# Stated exercise
Collect each line containing "type".

Extracted records
- - -
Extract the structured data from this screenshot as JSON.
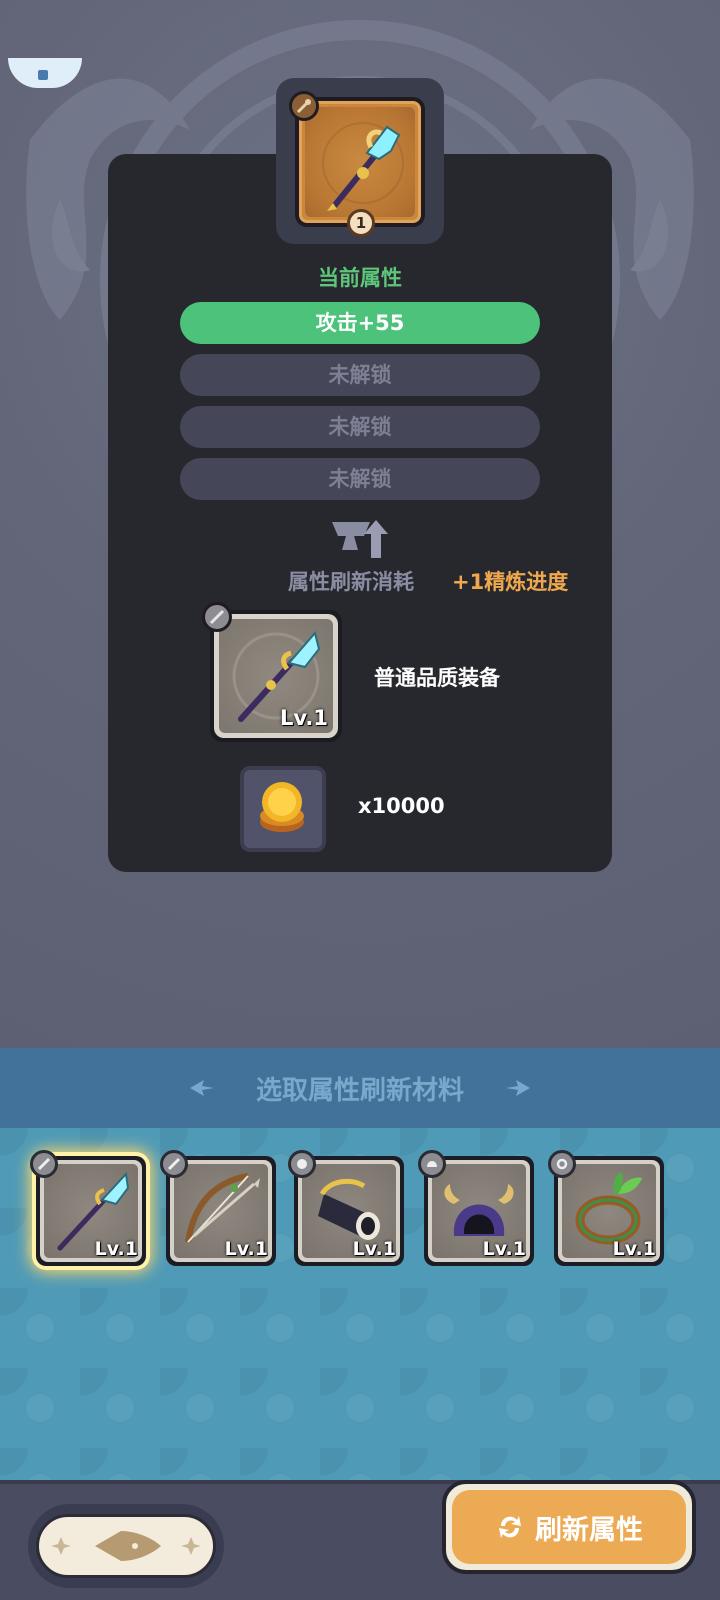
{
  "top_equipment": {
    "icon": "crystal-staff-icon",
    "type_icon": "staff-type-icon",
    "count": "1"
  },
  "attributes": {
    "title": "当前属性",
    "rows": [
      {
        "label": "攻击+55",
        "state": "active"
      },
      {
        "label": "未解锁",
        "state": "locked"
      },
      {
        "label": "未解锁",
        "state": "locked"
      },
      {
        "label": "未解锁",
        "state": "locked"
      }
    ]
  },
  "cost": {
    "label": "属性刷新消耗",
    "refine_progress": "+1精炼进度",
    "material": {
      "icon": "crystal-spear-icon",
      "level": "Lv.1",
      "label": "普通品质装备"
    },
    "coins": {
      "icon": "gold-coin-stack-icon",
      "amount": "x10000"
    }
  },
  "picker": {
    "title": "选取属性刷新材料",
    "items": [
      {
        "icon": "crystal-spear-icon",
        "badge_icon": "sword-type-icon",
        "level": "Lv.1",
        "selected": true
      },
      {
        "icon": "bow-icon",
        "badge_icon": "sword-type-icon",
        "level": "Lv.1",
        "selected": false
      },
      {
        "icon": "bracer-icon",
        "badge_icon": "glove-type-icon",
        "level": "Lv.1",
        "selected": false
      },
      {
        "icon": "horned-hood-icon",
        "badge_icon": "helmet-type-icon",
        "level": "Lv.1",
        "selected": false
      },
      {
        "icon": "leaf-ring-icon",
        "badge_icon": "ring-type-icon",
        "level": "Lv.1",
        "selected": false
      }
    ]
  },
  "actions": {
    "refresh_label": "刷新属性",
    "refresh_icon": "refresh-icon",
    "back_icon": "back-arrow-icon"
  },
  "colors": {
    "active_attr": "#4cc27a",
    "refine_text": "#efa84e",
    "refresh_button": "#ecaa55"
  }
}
- - -
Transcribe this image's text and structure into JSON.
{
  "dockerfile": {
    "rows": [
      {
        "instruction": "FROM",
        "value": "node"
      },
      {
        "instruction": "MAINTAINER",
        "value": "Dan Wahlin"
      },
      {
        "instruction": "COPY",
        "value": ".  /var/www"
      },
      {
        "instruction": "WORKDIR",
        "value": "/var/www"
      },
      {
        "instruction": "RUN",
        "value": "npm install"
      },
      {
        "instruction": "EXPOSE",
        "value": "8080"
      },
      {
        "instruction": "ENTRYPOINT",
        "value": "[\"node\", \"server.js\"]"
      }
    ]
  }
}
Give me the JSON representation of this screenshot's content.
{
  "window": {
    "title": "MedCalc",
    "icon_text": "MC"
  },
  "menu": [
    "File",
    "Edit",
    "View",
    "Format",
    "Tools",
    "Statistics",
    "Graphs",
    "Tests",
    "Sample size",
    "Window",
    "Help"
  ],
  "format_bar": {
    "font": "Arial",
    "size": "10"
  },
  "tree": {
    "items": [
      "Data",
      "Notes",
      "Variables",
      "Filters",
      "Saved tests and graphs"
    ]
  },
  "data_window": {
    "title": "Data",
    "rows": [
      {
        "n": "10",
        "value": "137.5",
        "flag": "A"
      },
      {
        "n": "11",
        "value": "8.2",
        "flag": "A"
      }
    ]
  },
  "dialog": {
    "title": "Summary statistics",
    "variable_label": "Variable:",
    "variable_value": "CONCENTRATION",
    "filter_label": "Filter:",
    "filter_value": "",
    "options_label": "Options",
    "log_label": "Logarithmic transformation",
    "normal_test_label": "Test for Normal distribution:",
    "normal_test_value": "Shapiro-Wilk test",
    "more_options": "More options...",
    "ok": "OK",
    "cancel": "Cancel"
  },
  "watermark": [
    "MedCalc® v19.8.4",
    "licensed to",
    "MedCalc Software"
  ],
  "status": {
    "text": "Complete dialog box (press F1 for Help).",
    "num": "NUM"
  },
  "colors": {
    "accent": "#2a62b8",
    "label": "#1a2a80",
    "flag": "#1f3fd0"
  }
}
- - -
# Output for this exercise
    "type_icon": "staff-type-icon",
        "badge_icon": "sword-type-icon",
        "badge_icon": "sword-type-icon",
        "badge_icon": "glove-type-icon",
        "badge_icon": "helmet-type-icon",
        "badge_icon": "ring-type-icon",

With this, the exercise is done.